##### Data listing
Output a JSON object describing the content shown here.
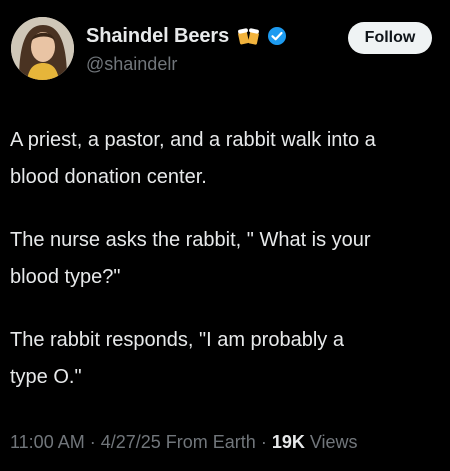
{
  "author": {
    "display_name": "Shaindel Beers",
    "handle": "@shaindelr",
    "name_emoji": "beer-mugs-icon",
    "verified": true
  },
  "follow_button": {
    "label": "Follow"
  },
  "tweet": {
    "paragraphs": [
      {
        "line1": "A priest, a pastor, and a rabbit walk into a",
        "line2": "blood donation center."
      },
      {
        "line1": "The nurse asks the rabbit, \" What is your",
        "line2": "blood type?\""
      },
      {
        "line1": "The rabbit responds, \"I am probably a",
        "line2": "type O.\""
      }
    ]
  },
  "meta": {
    "time": "11:00 AM",
    "sep1": " · ",
    "date": "4/27/25",
    "source": " From Earth",
    "sep2": " · ",
    "views_count": "19K",
    "views_label": " Views"
  },
  "colors": {
    "background": "#000000",
    "text": "#e7e9ea",
    "secondary_text": "#71767b",
    "verified_blue": "#1d9bf0",
    "follow_bg": "#eff3f4"
  }
}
##########
Do this ->
Print all of the entries word for word. Skip any images they contain.

Exercise result ->
Output a JSON object describing the content shown here.
{
  "author": {
    "display_name": "Shaindel Beers",
    "handle": "@shaindelr",
    "name_emoji": "beer-mugs-icon",
    "verified": true
  },
  "follow_button": {
    "label": "Follow"
  },
  "tweet": {
    "paragraphs": [
      {
        "line1": "A priest, a pastor, and a rabbit walk into a",
        "line2": "blood donation center."
      },
      {
        "line1": "The nurse asks the rabbit, \" What is your",
        "line2": "blood type?\""
      },
      {
        "line1": "The rabbit responds, \"I am probably a",
        "line2": "type O.\""
      }
    ]
  },
  "meta": {
    "time": "11:00 AM",
    "sep1": " · ",
    "date": "4/27/25",
    "source": " From Earth",
    "sep2": " · ",
    "views_count": "19K",
    "views_label": " Views"
  },
  "colors": {
    "background": "#000000",
    "text": "#e7e9ea",
    "secondary_text": "#71767b",
    "verified_blue": "#1d9bf0",
    "follow_bg": "#eff3f4"
  }
}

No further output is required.